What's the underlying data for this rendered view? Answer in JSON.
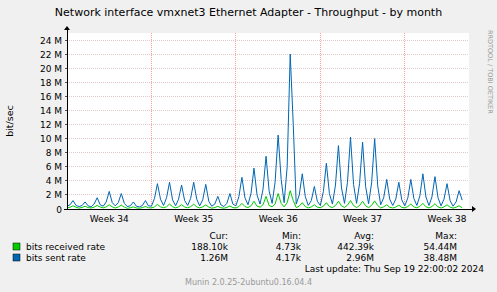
{
  "chart_data": {
    "type": "line",
    "title": "Network interface vmxnet3 Ethernet Adapter - Throughput - by month",
    "y_label": "bit/sec",
    "watermark": "RRDTOOL / TOBI OETIKER",
    "last_update": "Last update: Thu Sep 19 22:00:02 2024",
    "footer": "Munin 2.0.25-2ubuntu0.16.04.4",
    "stat_headers": [
      "Cur:",
      "Min:",
      "Avg:",
      "Max:"
    ],
    "grid": true,
    "legend": "bottom",
    "xlim": [
      34,
      38.76
    ],
    "xticks": [
      {
        "value": 34.5,
        "label": "Week 34"
      },
      {
        "value": 35.5,
        "label": "Week 35"
      },
      {
        "value": 36.5,
        "label": "Week 36"
      },
      {
        "value": 37.5,
        "label": "Week 37"
      },
      {
        "value": 38.5,
        "label": "Week 38"
      }
    ],
    "ylim": [
      0,
      25000000
    ],
    "yticks": [
      0,
      {
        "value": 2000000,
        "label": "2 M"
      },
      {
        "value": 4000000,
        "label": "4 M"
      },
      {
        "value": 6000000,
        "label": "6 M"
      },
      {
        "value": 8000000,
        "label": "8 M"
      },
      {
        "value": 10000000,
        "label": "10 M"
      },
      {
        "value": 12000000,
        "label": "12 M"
      },
      {
        "value": 14000000,
        "label": "14 M"
      },
      {
        "value": 16000000,
        "label": "16 M"
      },
      {
        "value": 18000000,
        "label": "18 M"
      },
      {
        "value": 20000000,
        "label": "20 M"
      },
      {
        "value": 22000000,
        "label": "22 M"
      },
      {
        "value": 24000000,
        "label": "24 M"
      }
    ],
    "x": [
      34,
      34.036,
      34.071,
      34.107,
      34.143,
      34.179,
      34.214,
      34.25,
      34.286,
      34.321,
      34.357,
      34.393,
      34.429,
      34.464,
      34.5,
      34.536,
      34.571,
      34.607,
      34.643,
      34.679,
      34.714,
      34.75,
      34.786,
      34.821,
      34.857,
      34.893,
      34.929,
      34.964,
      35,
      35.036,
      35.071,
      35.107,
      35.143,
      35.179,
      35.214,
      35.25,
      35.286,
      35.321,
      35.357,
      35.393,
      35.429,
      35.464,
      35.5,
      35.536,
      35.571,
      35.607,
      35.643,
      35.679,
      35.714,
      35.75,
      35.786,
      35.821,
      35.857,
      35.893,
      35.929,
      35.964,
      36,
      36.036,
      36.071,
      36.107,
      36.143,
      36.179,
      36.214,
      36.25,
      36.286,
      36.321,
      36.357,
      36.393,
      36.429,
      36.464,
      36.5,
      36.536,
      36.571,
      36.607,
      36.643,
      36.679,
      36.714,
      36.75,
      36.786,
      36.821,
      36.857,
      36.893,
      36.929,
      36.964,
      37,
      37.036,
      37.071,
      37.107,
      37.143,
      37.179,
      37.214,
      37.25,
      37.286,
      37.321,
      37.357,
      37.393,
      37.429,
      37.464,
      37.5,
      37.536,
      37.571,
      37.607,
      37.643,
      37.679,
      37.714,
      37.75,
      37.786,
      37.821,
      37.857,
      37.893,
      37.929,
      37.964,
      38,
      38.036,
      38.071,
      38.107,
      38.143,
      38.179,
      38.214,
      38.25,
      38.286,
      38.321,
      38.357,
      38.393,
      38.429,
      38.464,
      38.5,
      38.536,
      38.571,
      38.607,
      38.643,
      38.679
    ],
    "series": [
      {
        "name": "bits received rate",
        "color": "#00CC00",
        "stats": [
          "188.10k",
          "4.73k",
          "442.39k",
          "54.44M"
        ],
        "values": [
          150000,
          250000,
          450000,
          250000,
          120000,
          220000,
          380000,
          200000,
          140000,
          260000,
          500000,
          280000,
          160000,
          300000,
          600000,
          300000,
          150000,
          280000,
          550000,
          260000,
          100000,
          180000,
          300000,
          150000,
          110000,
          200000,
          350000,
          180000,
          150000,
          300000,
          650000,
          300000,
          180000,
          320000,
          700000,
          320000,
          160000,
          300000,
          620000,
          280000,
          170000,
          330000,
          680000,
          300000,
          160000,
          300000,
          600000,
          270000,
          120000,
          200000,
          380000,
          180000,
          110000,
          220000,
          420000,
          200000,
          150000,
          350000,
          800000,
          350000,
          200000,
          450000,
          1100000,
          400000,
          250000,
          600000,
          1800000,
          500000,
          300000,
          700000,
          2200000,
          800000,
          300000,
          900000,
          2600000,
          1200000,
          200000,
          400000,
          900000,
          350000,
          150000,
          300000,
          600000,
          250000,
          180000,
          400000,
          900000,
          350000,
          200000,
          500000,
          1100000,
          450000,
          220000,
          550000,
          1200000,
          500000,
          200000,
          500000,
          1100000,
          450000,
          200000,
          520000,
          1150000,
          480000,
          150000,
          300000,
          600000,
          250000,
          140000,
          280000,
          550000,
          230000,
          150000,
          350000,
          700000,
          300000,
          160000,
          380000,
          800000,
          320000,
          150000,
          350000,
          750000,
          300000,
          140000,
          300000,
          600000,
          260000,
          130000,
          250000,
          450000,
          188100
        ]
      },
      {
        "name": "bits sent rate",
        "color": "#0066B3",
        "stats": [
          "1.26M",
          "4.17k",
          "2.96M",
          "38.48M"
        ],
        "values": [
          400000,
          600000,
          1200000,
          500000,
          350000,
          500000,
          1000000,
          450000,
          300000,
          700000,
          1600000,
          600000,
          400000,
          1000000,
          2500000,
          900000,
          450000,
          900000,
          2200000,
          800000,
          350000,
          450000,
          1000000,
          400000,
          300000,
          500000,
          1200000,
          450000,
          400000,
          1500000,
          3600000,
          1400000,
          500000,
          1600000,
          3800000,
          1300000,
          450000,
          1400000,
          3400000,
          1200000,
          500000,
          1500000,
          3800000,
          1400000,
          450000,
          1300000,
          3500000,
          1100000,
          400000,
          700000,
          1800000,
          600000,
          350000,
          800000,
          2200000,
          700000,
          450000,
          1800000,
          4500000,
          1600000,
          600000,
          2200000,
          5800000,
          2000000,
          700000,
          2800000,
          7500000,
          2600000,
          800000,
          3800000,
          10500000,
          4200000,
          900000,
          6000000,
          22000000,
          12000000,
          700000,
          2000000,
          5000000,
          1800000,
          500000,
          1200000,
          3200000,
          1100000,
          500000,
          2500000,
          6500000,
          2200000,
          700000,
          3400000,
          9000000,
          3000000,
          800000,
          3800000,
          10200000,
          3500000,
          800000,
          3600000,
          9500000,
          3200000,
          750000,
          3700000,
          10000000,
          3300000,
          600000,
          1600000,
          4200000,
          1400000,
          500000,
          1400000,
          3800000,
          1300000,
          450000,
          1600000,
          4200000,
          1500000,
          500000,
          1900000,
          5000000,
          1700000,
          500000,
          1700000,
          4600000,
          1600000,
          450000,
          1400000,
          3600000,
          1200000,
          400000,
          1000000,
          2600000,
          1260000
        ]
      }
    ]
  }
}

WHAT YOU SHOULD DO:
Print all the records again exactly; do not include any picture.

RIGHT ANSWER:
What's the underlying data for this rendered view? Answer in JSON.
{
  "chart_data": {
    "type": "line",
    "title": "Network interface vmxnet3 Ethernet Adapter - Throughput - by month",
    "y_label": "bit/sec",
    "watermark": "RRDTOOL / TOBI OETIKER",
    "last_update": "Last update: Thu Sep 19 22:00:02 2024",
    "footer": "Munin 2.0.25-2ubuntu0.16.04.4",
    "stat_headers": [
      "Cur:",
      "Min:",
      "Avg:",
      "Max:"
    ],
    "grid": true,
    "legend": "bottom",
    "xlim": [
      34,
      38.76
    ],
    "xticks": [
      {
        "value": 34.5,
        "label": "Week 34"
      },
      {
        "value": 35.5,
        "label": "Week 35"
      },
      {
        "value": 36.5,
        "label": "Week 36"
      },
      {
        "value": 37.5,
        "label": "Week 37"
      },
      {
        "value": 38.5,
        "label": "Week 38"
      }
    ],
    "ylim": [
      0,
      25000000
    ],
    "yticks": [
      0,
      {
        "value": 2000000,
        "label": "2 M"
      },
      {
        "value": 4000000,
        "label": "4 M"
      },
      {
        "value": 6000000,
        "label": "6 M"
      },
      {
        "value": 8000000,
        "label": "8 M"
      },
      {
        "value": 10000000,
        "label": "10 M"
      },
      {
        "value": 12000000,
        "label": "12 M"
      },
      {
        "value": 14000000,
        "label": "14 M"
      },
      {
        "value": 16000000,
        "label": "16 M"
      },
      {
        "value": 18000000,
        "label": "18 M"
      },
      {
        "value": 20000000,
        "label": "20 M"
      },
      {
        "value": 22000000,
        "label": "22 M"
      },
      {
        "value": 24000000,
        "label": "24 M"
      }
    ],
    "x": [
      34,
      34.036,
      34.071,
      34.107,
      34.143,
      34.179,
      34.214,
      34.25,
      34.286,
      34.321,
      34.357,
      34.393,
      34.429,
      34.464,
      34.5,
      34.536,
      34.571,
      34.607,
      34.643,
      34.679,
      34.714,
      34.75,
      34.786,
      34.821,
      34.857,
      34.893,
      34.929,
      34.964,
      35,
      35.036,
      35.071,
      35.107,
      35.143,
      35.179,
      35.214,
      35.25,
      35.286,
      35.321,
      35.357,
      35.393,
      35.429,
      35.464,
      35.5,
      35.536,
      35.571,
      35.607,
      35.643,
      35.679,
      35.714,
      35.75,
      35.786,
      35.821,
      35.857,
      35.893,
      35.929,
      35.964,
      36,
      36.036,
      36.071,
      36.107,
      36.143,
      36.179,
      36.214,
      36.25,
      36.286,
      36.321,
      36.357,
      36.393,
      36.429,
      36.464,
      36.5,
      36.536,
      36.571,
      36.607,
      36.643,
      36.679,
      36.714,
      36.75,
      36.786,
      36.821,
      36.857,
      36.893,
      36.929,
      36.964,
      37,
      37.036,
      37.071,
      37.107,
      37.143,
      37.179,
      37.214,
      37.25,
      37.286,
      37.321,
      37.357,
      37.393,
      37.429,
      37.464,
      37.5,
      37.536,
      37.571,
      37.607,
      37.643,
      37.679,
      37.714,
      37.75,
      37.786,
      37.821,
      37.857,
      37.893,
      37.929,
      37.964,
      38,
      38.036,
      38.071,
      38.107,
      38.143,
      38.179,
      38.214,
      38.25,
      38.286,
      38.321,
      38.357,
      38.393,
      38.429,
      38.464,
      38.5,
      38.536,
      38.571,
      38.607,
      38.643,
      38.679
    ],
    "series": [
      {
        "name": "bits received rate",
        "color": "#00CC00",
        "stats": [
          "188.10k",
          "4.73k",
          "442.39k",
          "54.44M"
        ],
        "values": [
          150000,
          250000,
          450000,
          250000,
          120000,
          220000,
          380000,
          200000,
          140000,
          260000,
          500000,
          280000,
          160000,
          300000,
          600000,
          300000,
          150000,
          280000,
          550000,
          260000,
          100000,
          180000,
          300000,
          150000,
          110000,
          200000,
          350000,
          180000,
          150000,
          300000,
          650000,
          300000,
          180000,
          320000,
          700000,
          320000,
          160000,
          300000,
          620000,
          280000,
          170000,
          330000,
          680000,
          300000,
          160000,
          300000,
          600000,
          270000,
          120000,
          200000,
          380000,
          180000,
          110000,
          220000,
          420000,
          200000,
          150000,
          350000,
          800000,
          350000,
          200000,
          450000,
          1100000,
          400000,
          250000,
          600000,
          1800000,
          500000,
          300000,
          700000,
          2200000,
          800000,
          300000,
          900000,
          2600000,
          1200000,
          200000,
          400000,
          900000,
          350000,
          150000,
          300000,
          600000,
          250000,
          180000,
          400000,
          900000,
          350000,
          200000,
          500000,
          1100000,
          450000,
          220000,
          550000,
          1200000,
          500000,
          200000,
          500000,
          1100000,
          450000,
          200000,
          520000,
          1150000,
          480000,
          150000,
          300000,
          600000,
          250000,
          140000,
          280000,
          550000,
          230000,
          150000,
          350000,
          700000,
          300000,
          160000,
          380000,
          800000,
          320000,
          150000,
          350000,
          750000,
          300000,
          140000,
          300000,
          600000,
          260000,
          130000,
          250000,
          450000,
          188100
        ]
      },
      {
        "name": "bits sent rate",
        "color": "#0066B3",
        "stats": [
          "1.26M",
          "4.17k",
          "2.96M",
          "38.48M"
        ],
        "values": [
          400000,
          600000,
          1200000,
          500000,
          350000,
          500000,
          1000000,
          450000,
          300000,
          700000,
          1600000,
          600000,
          400000,
          1000000,
          2500000,
          900000,
          450000,
          900000,
          2200000,
          800000,
          350000,
          450000,
          1000000,
          400000,
          300000,
          500000,
          1200000,
          450000,
          400000,
          1500000,
          3600000,
          1400000,
          500000,
          1600000,
          3800000,
          1300000,
          450000,
          1400000,
          3400000,
          1200000,
          500000,
          1500000,
          3800000,
          1400000,
          450000,
          1300000,
          3500000,
          1100000,
          400000,
          700000,
          1800000,
          600000,
          350000,
          800000,
          2200000,
          700000,
          450000,
          1800000,
          4500000,
          1600000,
          600000,
          2200000,
          5800000,
          2000000,
          700000,
          2800000,
          7500000,
          2600000,
          800000,
          3800000,
          10500000,
          4200000,
          900000,
          6000000,
          22000000,
          12000000,
          700000,
          2000000,
          5000000,
          1800000,
          500000,
          1200000,
          3200000,
          1100000,
          500000,
          2500000,
          6500000,
          2200000,
          700000,
          3400000,
          9000000,
          3000000,
          800000,
          3800000,
          10200000,
          3500000,
          800000,
          3600000,
          9500000,
          3200000,
          750000,
          3700000,
          10000000,
          3300000,
          600000,
          1600000,
          4200000,
          1400000,
          500000,
          1400000,
          3800000,
          1300000,
          450000,
          1600000,
          4200000,
          1500000,
          500000,
          1900000,
          5000000,
          1700000,
          500000,
          1700000,
          4600000,
          1600000,
          450000,
          1400000,
          3600000,
          1200000,
          400000,
          1000000,
          2600000,
          1260000
        ]
      }
    ]
  }
}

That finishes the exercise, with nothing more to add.